◆ **SET EXERCISE**
All the data must come back unchanged, except that pictures are left out.

━━━━━━━━━━━━━━━━━━━━━━━━━━━━━━

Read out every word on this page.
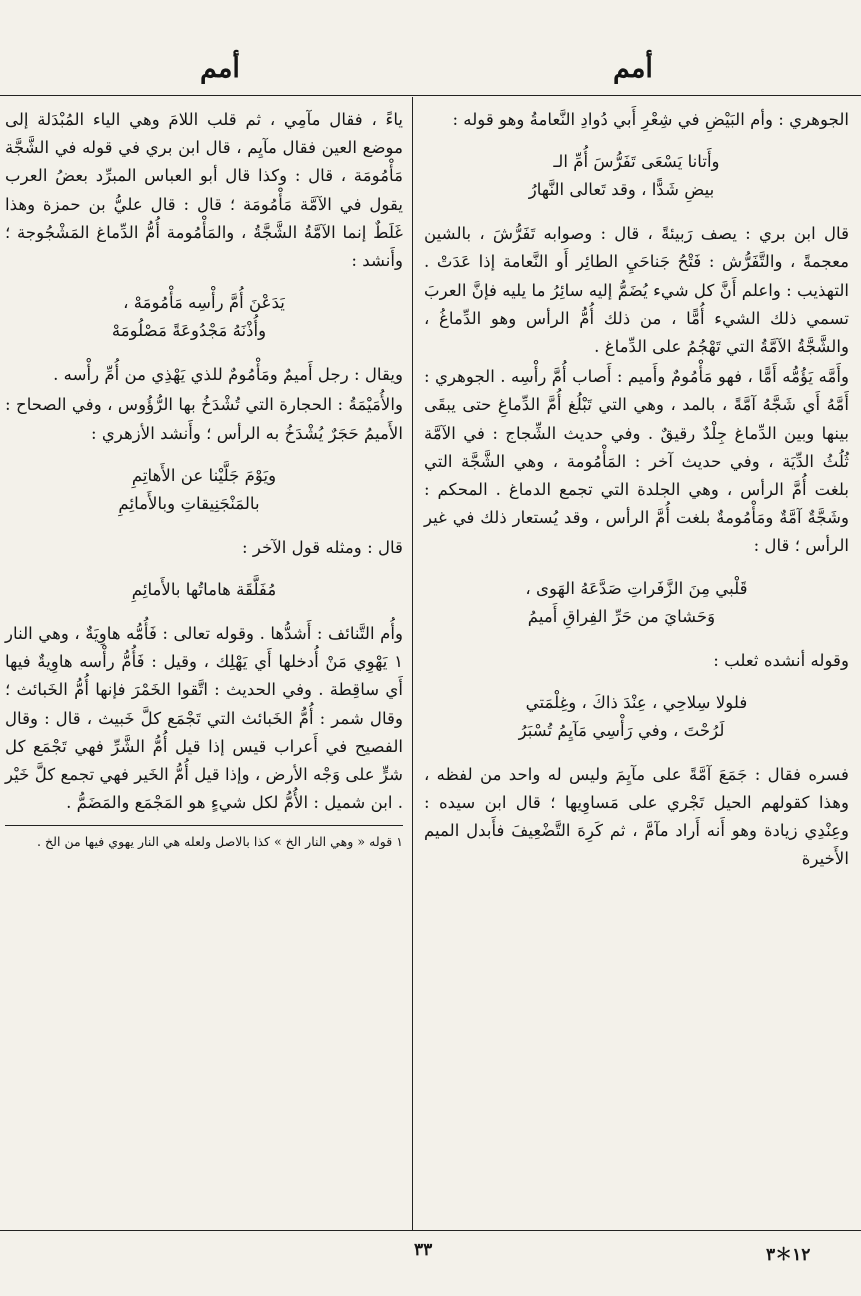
أمم
أمم

الجوهري : وأم البَيْضِ في شِعْرِ أَبي دُوادِ النَّعامةُ وهو قوله :

وأَتانا يَسْعَى تَفَرُّسَ أُمِّ الـ
بيضِ شَدًّا ، وقد تَعالى النَّهارُ

قال ابن بري : يصف رَبيئةً ، قال : وصوابه تَفَرُّشَ ، بالشين معجمةً ، والتَّفَرُّش : فَتْحُ جَناحَيِ الطائِر أَو النَّعامة إذا عَدَتْ . التهذيب : واعلم أَنَّ كل شيء يُضَمُّ إليه سائِرُ ما يليه فإنَّ العربَ تسمي ذلك الشيء أُمًّا ، من ذلك أُمُّ الرأس وهو الدِّماغُ ، والشَّجَّةُ الآمَّةُ التي تَهْجُمُ على الدِّماغ .

وأَمَّه يَؤُمُّه أَمًّا ، فهو مَأْمُومٌ وأَميم : أَصاب أُمَّ رأْسِه . الجوهري : أَمَّهُ أَي شَجَّهُ آمَّةً ، بالمد ، وهي التي تَبْلُغ أُمَّ الدِّماغِ حتى يبقَى بينها وبين الدِّماغ جِلْدٌ رقيقٌ . وفي حديث الشِّجاج : في الآمَّة ثُلُثُ الدِّيَة ، وفي حديث آخر : المَأْمُومة ، وهي الشَّجَّة التي بلغت أُمَّ الرأس ، وهي الجلدة التي تجمع الدماغ . المحكم : وشَجَّةٌ آمَّةٌ ومَأْمُومةٌ بلغت أُمَّ الرأس ، وقد يُستعار ذلك في غير الرأس ؛ قال :

قَلْبي مِنَ الزَّفَراتِ صَدَّعَهُ الهَوى ،
وَحَشايَ من حَرِّ الفِراقِ أَميمُ

وقوله أنشده ثعلب :

فلولا سِلاحِي ، عِنْدَ ذاكَ ، وغِلْمَتي
لَرُحْتَ ، وفي رَأْسِي مَآيِمُ تُسْبَرُ

فسره فقال : جَمَعَ آمَّةً على مآيِمَ وليس له واحد من لفظه ، وهذا كقولهم الحيل تَجْري على مَساوِيها ؛ قال ابن سيده : وعِنْدِي زيادة وهو أَنه أَراد مآمَّ ، ثم كَرِهَ التَّضْعِيفَ فأَبدل الميم الأَخيرة

ياءً ، فقال مآمِي ، ثم قلب اللامَ وهي الياء المُبْدَلة إلى موضع العين فقال مآيِم ، قال ابن بري في قوله في الشَّجَّة مَأْمُومَة ، قال : وكذا قال أبو العباس المبرِّد بعضُ العرب يقول في الآمَّة مَأْمُومَة ؛ قال : قال عليُّ بن حمزة وهذا غَلَطٌ إنما الآمَّةُ الشَّجَّةُ ، والمَأْمُومة أُمُّ الدِّماغ المَشْجُوجة ؛ وأَنشد :

يَدَعْنَ أُمَّ رأْسِه مَأْمُومَهْ ،
وأُذْنَهُ مَجْدُوعَةً مَصْلُومَهْ

ويقال : رجل أَميمٌ ومَأْمُومٌ للذي يَهْذِي من أُمِّ رأْسه .

والأُمَيْمَةُ : الحجارة التي تُشْدَخُ بها الرُّؤُوس ، وفي الصحاح : الأَميمُ حَجَرٌ يُشْدَخُ به الرأس ؛ وأَنشد الأزهري :

ويَوْمَ جَلَّيْنا عن الأَهاتِمِ
بالمَنْجَنِيقاتِ وبالأَمائِمِ

قال : ومثله قول الآخر :

مُفَلَّقَة هاماتُها بالأَمائِمِ

وأُم التَّنائف : أَشدُّها . وقوله تعالى : فَأُمُّه هاوِيَةٌ ، وهي النار ١ يَهْوِي مَنْ أُدخلها أَي يَهْلِك ، وقيل : فَأُمُّ رأْسه هاوِيةٌ فيها أَي ساقِطة . وفي الحديث : اتَّقوا الخَمْرَ فإنها أُمُّ الخَبائث ؛ وقال شمر : أُمُّ الخَبائث التي تَجْمَع كلَّ خَبيث ، قال : وقال الفصيح في أَعراب قيس إذا قيل أُمُّ الشَّرِّ فهي تَجْمَع كل شرٍّ على وَجْه الأرض ، وإذا قيل أُمُّ الخَير فهي تجمع كلَّ خَيْر . ابن شميل : الأُمُّ لكل شيءٍ هو المَجْمَع والمَضَمُّ .

١ قوله « وهي النار الخ » كذا بالاصل ولعله هي النار يهوي فيها من الخ .

٣٣	١٢＊٣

━━━━━━━━━━━━━━━━━━━━━━━━━━━━━━

◆ **FINAL RESULT**
Read out every word on this page.
أمم
أمم

الجوهري : وأم البَيْضِ في شِعْرِ أَبي دُوادِ النَّعامةُ وهو قوله :

وأَتانا يَسْعَى تَفَرُّسَ أُمِّ الـ
بيضِ شَدًّا ، وقد تَعالى النَّهارُ

قال ابن بري : يصف رَبيئةً ، قال : وصوابه تَفَرُّشَ ، بالشين معجمةً ، والتَّفَرُّش : فَتْحُ جَناحَيِ الطائِر أَو النَّعامة إذا عَدَتْ . التهذيب : واعلم أَنَّ كل شيء يُضَمُّ إليه سائِرُ ما يليه فإنَّ العربَ تسمي ذلك الشيء أُمًّا ، من ذلك أُمُّ الرأس وهو الدِّماغُ ، والشَّجَّةُ الآمَّةُ التي تَهْجُمُ على الدِّماغ .

وأَمَّه يَؤُمُّه أَمًّا ، فهو مَأْمُومٌ وأَميم : أَصاب أُمَّ رأْسِه . الجوهري : أَمَّهُ أَي شَجَّهُ آمَّةً ، بالمد ، وهي التي تَبْلُغ أُمَّ الدِّماغِ حتى يبقَى بينها وبين الدِّماغ جِلْدٌ رقيقٌ . وفي حديث الشِّجاج : في الآمَّة ثُلُثُ الدِّيَة ، وفي حديث آخر : المَأْمُومة ، وهي الشَّجَّة التي بلغت أُمَّ الرأس ، وهي الجلدة التي تجمع الدماغ . المحكم : وشَجَّةٌ آمَّةٌ ومَأْمُومةٌ بلغت أُمَّ الرأس ، وقد يُستعار ذلك في غير الرأس ؛ قال :

قَلْبي مِنَ الزَّفَراتِ صَدَّعَهُ الهَوى ،
وَحَشايَ من حَرِّ الفِراقِ أَميمُ

وقوله أنشده ثعلب :

فلولا سِلاحِي ، عِنْدَ ذاكَ ، وغِلْمَتي
لَرُحْتَ ، وفي رَأْسِي مَآيِمُ تُسْبَرُ

فسره فقال : جَمَعَ آمَّةً على مآيِمَ وليس له واحد من لفظه ، وهذا كقولهم الحيل تَجْري على مَساوِيها ؛ قال ابن سيده : وعِنْدِي زيادة وهو أَنه أَراد مآمَّ ، ثم كَرِهَ التَّضْعِيفَ فأَبدل الميم الأَخيرة

ياءً ، فقال مآمِي ، ثم قلب اللامَ وهي الياء المُبْدَلة إلى موضع العين فقال مآيِم ، قال ابن بري في قوله في الشَّجَّة مَأْمُومَة ، قال : وكذا قال أبو العباس المبرِّد بعضُ العرب يقول في الآمَّة مَأْمُومَة ؛ قال : قال عليُّ بن حمزة وهذا غَلَطٌ إنما الآمَّةُ الشَّجَّةُ ، والمَأْمُومة أُمُّ الدِّماغ المَشْجُوجة ؛ وأَنشد :

يَدَعْنَ أُمَّ رأْسِه مَأْمُومَهْ ،
وأُذْنَهُ مَجْدُوعَةً مَصْلُومَهْ

ويقال : رجل أَميمٌ ومَأْمُومٌ للذي يَهْذِي من أُمِّ رأْسه .

والأُمَيْمَةُ : الحجارة التي تُشْدَخُ بها الرُّؤُوس ، وفي الصحاح : الأَميمُ حَجَرٌ يُشْدَخُ به الرأس ؛ وأَنشد الأزهري :

ويَوْمَ جَلَّيْنا عن الأَهاتِمِ
بالمَنْجَنِيقاتِ وبالأَمائِمِ

قال : ومثله قول الآخر :

مُفَلَّقَة هاماتُها بالأَمائِمِ

وأُم التَّنائف : أَشدُّها . وقوله تعالى : فَأُمُّه هاوِيَةٌ ، وهي النار ١ يَهْوِي مَنْ أُدخلها أَي يَهْلِك ، وقيل : فَأُمُّ رأْسه هاوِيةٌ فيها أَي ساقِطة . وفي الحديث : اتَّقوا الخَمْرَ فإنها أُمُّ الخَبائث ؛ وقال شمر : أُمُّ الخَبائث التي تَجْمَع كلَّ خَبيث ، قال : وقال الفصيح في أَعراب قيس إذا قيل أُمُّ الشَّرِّ فهي تَجْمَع كل شرٍّ على وَجْه الأرض ، وإذا قيل أُمُّ الخَير فهي تجمع كلَّ خَيْر . ابن شميل : الأُمُّ لكل شيءٍ هو المَجْمَع والمَضَمُّ .

١ قوله « وهي النار الخ » كذا بالاصل ولعله هي النار يهوي فيها من الخ .

٣٣	١٢＊٣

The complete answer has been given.